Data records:
----------

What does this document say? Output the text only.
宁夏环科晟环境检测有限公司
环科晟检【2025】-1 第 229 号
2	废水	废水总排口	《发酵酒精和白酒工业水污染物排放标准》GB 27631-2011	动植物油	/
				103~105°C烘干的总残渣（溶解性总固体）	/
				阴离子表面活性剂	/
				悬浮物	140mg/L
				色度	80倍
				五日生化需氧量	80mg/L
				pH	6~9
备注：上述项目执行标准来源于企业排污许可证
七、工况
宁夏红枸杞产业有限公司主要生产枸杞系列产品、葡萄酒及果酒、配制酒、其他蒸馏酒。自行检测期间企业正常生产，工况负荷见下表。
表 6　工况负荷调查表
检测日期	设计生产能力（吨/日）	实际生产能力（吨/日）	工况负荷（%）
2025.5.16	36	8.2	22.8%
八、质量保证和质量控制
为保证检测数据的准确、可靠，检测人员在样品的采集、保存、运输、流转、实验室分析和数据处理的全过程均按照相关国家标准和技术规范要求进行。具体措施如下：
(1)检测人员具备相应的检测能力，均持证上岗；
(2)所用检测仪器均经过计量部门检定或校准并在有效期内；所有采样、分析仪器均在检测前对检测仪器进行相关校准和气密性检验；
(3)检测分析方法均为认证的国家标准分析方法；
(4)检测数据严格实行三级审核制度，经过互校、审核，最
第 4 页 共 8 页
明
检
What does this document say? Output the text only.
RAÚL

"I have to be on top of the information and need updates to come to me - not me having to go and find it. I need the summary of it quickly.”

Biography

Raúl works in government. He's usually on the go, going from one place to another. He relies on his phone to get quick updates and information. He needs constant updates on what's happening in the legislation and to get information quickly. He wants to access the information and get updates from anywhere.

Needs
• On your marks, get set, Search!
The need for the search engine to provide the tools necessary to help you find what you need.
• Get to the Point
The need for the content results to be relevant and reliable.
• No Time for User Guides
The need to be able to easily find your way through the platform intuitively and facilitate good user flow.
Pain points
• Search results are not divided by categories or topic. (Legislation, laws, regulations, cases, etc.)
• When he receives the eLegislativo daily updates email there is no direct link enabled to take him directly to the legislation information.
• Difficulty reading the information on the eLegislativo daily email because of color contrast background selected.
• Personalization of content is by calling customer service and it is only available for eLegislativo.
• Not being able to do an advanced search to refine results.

----------

> **WRITTEN PROBLEM**: Write out all the data again, exactly as it appears.

> **SOLUTION TO THE PROBLEM**:
What does this document say? Output the text only.
宁夏环科晟环境检测有限公司
环科晟检【2025】-1 第 229 号
2	废水	废水总排口	《发酵酒精和白酒工业水污染物排放标准》GB 27631-2011	动植物油	/
				103~105°C烘干的总残渣（溶解性总固体）	/
				阴离子表面活性剂	/
				悬浮物	140mg/L
				色度	80倍
				五日生化需氧量	80mg/L
				pH	6~9
备注：上述项目执行标准来源于企业排污许可证
七、工况
宁夏红枸杞产业有限公司主要生产枸杞系列产品、葡萄酒及果酒、配制酒、其他蒸馏酒。自行检测期间企业正常生产，工况负荷见下表。
表 6　工况负荷调查表
检测日期	设计生产能力（吨/日）	实际生产能力（吨/日）	工况负荷（%）
2025.5.16	36	8.2	22.8%
八、质量保证和质量控制
为保证检测数据的准确、可靠，检测人员在样品的采集、保存、运输、流转、实验室分析和数据处理的全过程均按照相关国家标准和技术规范要求进行。具体措施如下：
(1)检测人员具备相应的检测能力，均持证上岗；
(2)所用检测仪器均经过计量部门检定或校准并在有效期内；所有采样、分析仪器均在检测前对检测仪器进行相关校准和气密性检验；
(3)检测分析方法均为认证的国家标准分析方法；
(4)检测数据严格实行三级审核制度，经过互校、审核，最
第 4 页 共 8 页
明
检
What does this document say? Output the text only.
RAÚL

"I have to be on top of the information and need updates to come to me - not me having to go and find it. I need the summary of it quickly.”

Biography

Raúl works in government. He's usually on the go, going from one place to another. He relies on his phone to get quick updates and information. He needs constant updates on what's happening in the legislation and to get information quickly. He wants to access the information and get updates from anywhere.

Needs
• On your marks, get set, Search!
The need for the search engine to provide the tools necessary to help you find what you need.
• Get to the Point
The need for the content results to be relevant and reliable.
• No Time for User Guides
The need to be able to easily find your way through the platform intuitively and facilitate good user flow.
Pain points
• Search results are not divided by categories or topic. (Legislation, laws, regulations, cases, etc.)
• When he receives the eLegislativo daily updates email there is no direct link enabled to take him directly to the legislation information.
• Difficulty reading the information on the eLegislativo daily email because of color contrast background selected.
• Personalization of content is by calling customer service and it is only available for eLegislativo.
• Not being able to do an advanced search to refine results.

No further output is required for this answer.